- [What this task involves]
Write the records below out in full, character for character, with no pictures.

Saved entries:
"""
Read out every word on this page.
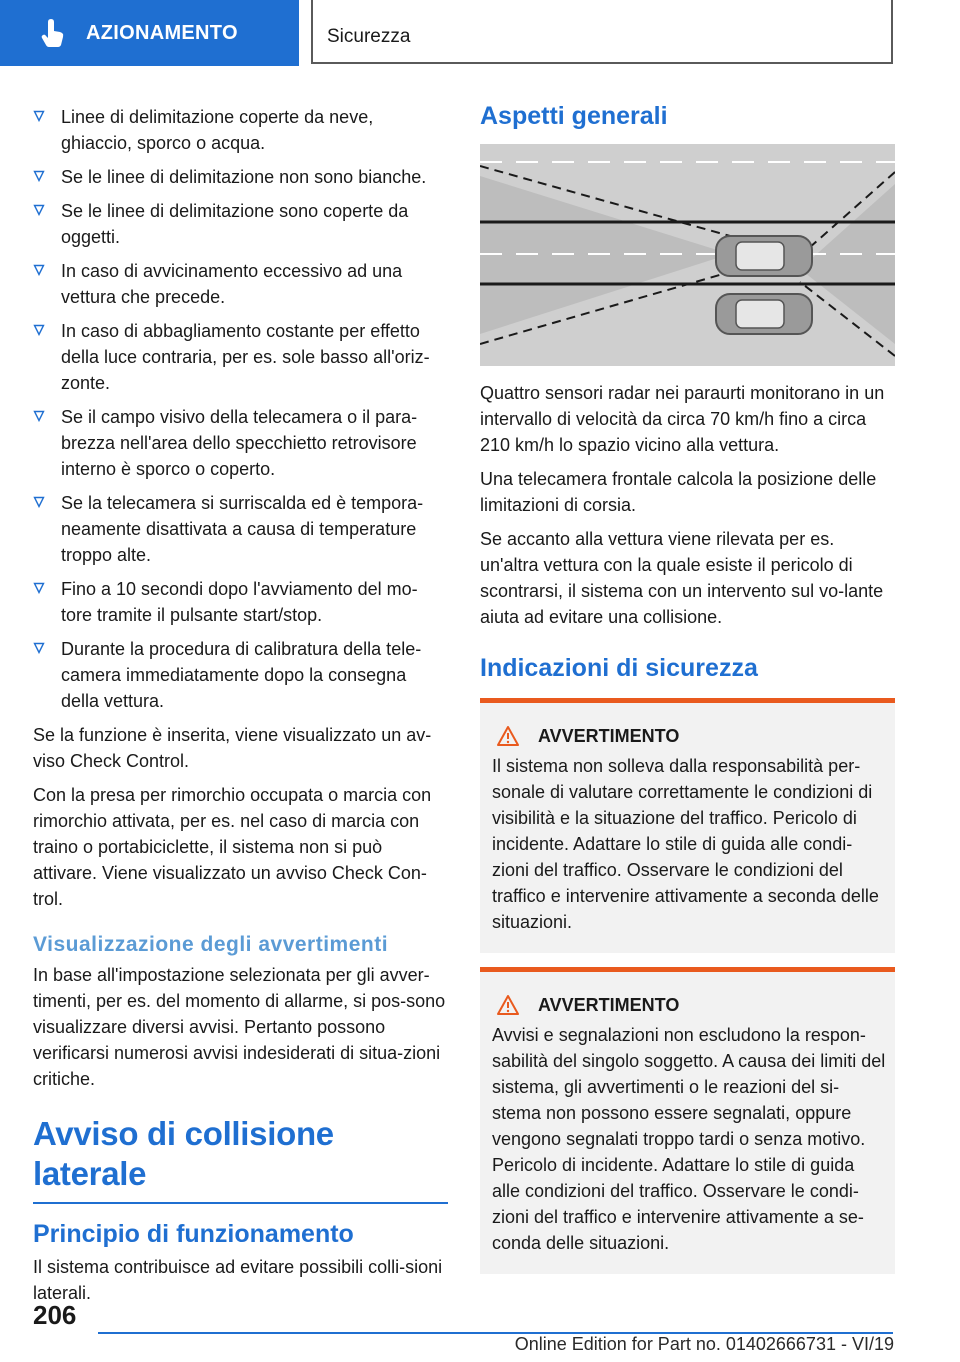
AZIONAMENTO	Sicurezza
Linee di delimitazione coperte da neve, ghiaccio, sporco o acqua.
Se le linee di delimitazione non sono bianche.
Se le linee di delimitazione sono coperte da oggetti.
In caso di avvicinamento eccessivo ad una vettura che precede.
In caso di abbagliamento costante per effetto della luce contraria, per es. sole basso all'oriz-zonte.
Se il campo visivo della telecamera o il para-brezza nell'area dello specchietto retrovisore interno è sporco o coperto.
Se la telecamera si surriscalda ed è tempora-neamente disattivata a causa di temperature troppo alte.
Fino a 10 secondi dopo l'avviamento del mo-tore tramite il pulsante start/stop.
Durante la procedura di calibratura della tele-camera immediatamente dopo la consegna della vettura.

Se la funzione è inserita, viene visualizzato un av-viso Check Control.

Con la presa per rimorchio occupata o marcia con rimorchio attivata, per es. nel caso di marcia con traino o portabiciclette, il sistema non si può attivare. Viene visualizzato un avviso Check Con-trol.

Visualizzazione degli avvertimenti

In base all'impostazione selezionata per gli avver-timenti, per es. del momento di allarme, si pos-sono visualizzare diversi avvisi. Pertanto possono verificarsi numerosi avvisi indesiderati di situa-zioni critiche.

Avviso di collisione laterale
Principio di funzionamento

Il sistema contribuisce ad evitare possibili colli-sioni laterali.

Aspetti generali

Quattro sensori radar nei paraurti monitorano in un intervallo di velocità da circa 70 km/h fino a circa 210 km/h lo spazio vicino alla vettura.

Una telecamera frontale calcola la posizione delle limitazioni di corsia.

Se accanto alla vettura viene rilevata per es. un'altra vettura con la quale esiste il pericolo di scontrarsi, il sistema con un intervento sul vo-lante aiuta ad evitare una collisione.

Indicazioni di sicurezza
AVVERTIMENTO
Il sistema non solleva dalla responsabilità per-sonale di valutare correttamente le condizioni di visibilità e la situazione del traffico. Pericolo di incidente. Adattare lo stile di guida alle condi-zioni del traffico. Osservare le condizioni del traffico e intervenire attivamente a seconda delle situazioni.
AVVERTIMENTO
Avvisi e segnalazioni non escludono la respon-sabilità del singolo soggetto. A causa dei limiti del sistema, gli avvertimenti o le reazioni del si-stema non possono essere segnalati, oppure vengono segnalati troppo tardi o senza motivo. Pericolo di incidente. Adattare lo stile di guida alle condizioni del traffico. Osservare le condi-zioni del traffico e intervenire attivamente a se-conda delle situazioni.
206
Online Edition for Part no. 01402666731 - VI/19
"""
- [The reply]
Read out every word on this page.
AZIONAMENTO	Sicurezza
Linee di delimitazione coperte da neve, ghiaccio, sporco o acqua.
Se le linee di delimitazione non sono bianche.
Se le linee di delimitazione sono coperte da oggetti.
In caso di avvicinamento eccessivo ad una vettura che precede.
In caso di abbagliamento costante per effetto della luce contraria, per es. sole basso all'oriz-zonte.
Se il campo visivo della telecamera o il para-brezza nell'area dello specchietto retrovisore interno è sporco o coperto.
Se la telecamera si surriscalda ed è tempora-neamente disattivata a causa di temperature troppo alte.
Fino a 10 secondi dopo l'avviamento del mo-tore tramite il pulsante start/stop.
Durante la procedura di calibratura della tele-camera immediatamente dopo la consegna della vettura.

Se la funzione è inserita, viene visualizzato un av-viso Check Control.

Con la presa per rimorchio occupata o marcia con rimorchio attivata, per es. nel caso di marcia con traino o portabiciclette, il sistema non si può attivare. Viene visualizzato un avviso Check Con-trol.

Visualizzazione degli avvertimenti

In base all'impostazione selezionata per gli avver-timenti, per es. del momento di allarme, si pos-sono visualizzare diversi avvisi. Pertanto possono verificarsi numerosi avvisi indesiderati di situa-zioni critiche.

Avviso di collisione laterale
Principio di funzionamento

Il sistema contribuisce ad evitare possibili colli-sioni laterali.

Aspetti generali

Quattro sensori radar nei paraurti monitorano in un intervallo di velocità da circa 70 km/h fino a circa 210 km/h lo spazio vicino alla vettura.

Una telecamera frontale calcola la posizione delle limitazioni di corsia.

Se accanto alla vettura viene rilevata per es. un'altra vettura con la quale esiste il pericolo di scontrarsi, il sistema con un intervento sul vo-lante aiuta ad evitare una collisione.

Indicazioni di sicurezza
AVVERTIMENTO
Il sistema non solleva dalla responsabilità per-sonale di valutare correttamente le condizioni di visibilità e la situazione del traffico. Pericolo di incidente. Adattare lo stile di guida alle condi-zioni del traffico. Osservare le condizioni del traffico e intervenire attivamente a seconda delle situazioni.
AVVERTIMENTO
Avvisi e segnalazioni non escludono la respon-sabilità del singolo soggetto. A causa dei limiti del sistema, gli avvertimenti o le reazioni del si-stema non possono essere segnalati, oppure vengono segnalati troppo tardi o senza motivo. Pericolo di incidente. Adattare lo stile di guida alle condizioni del traffico. Osservare le condi-zioni del traffico e intervenire attivamente a se-conda delle situazioni.
206
Online Edition for Part no. 01402666731 - VI/19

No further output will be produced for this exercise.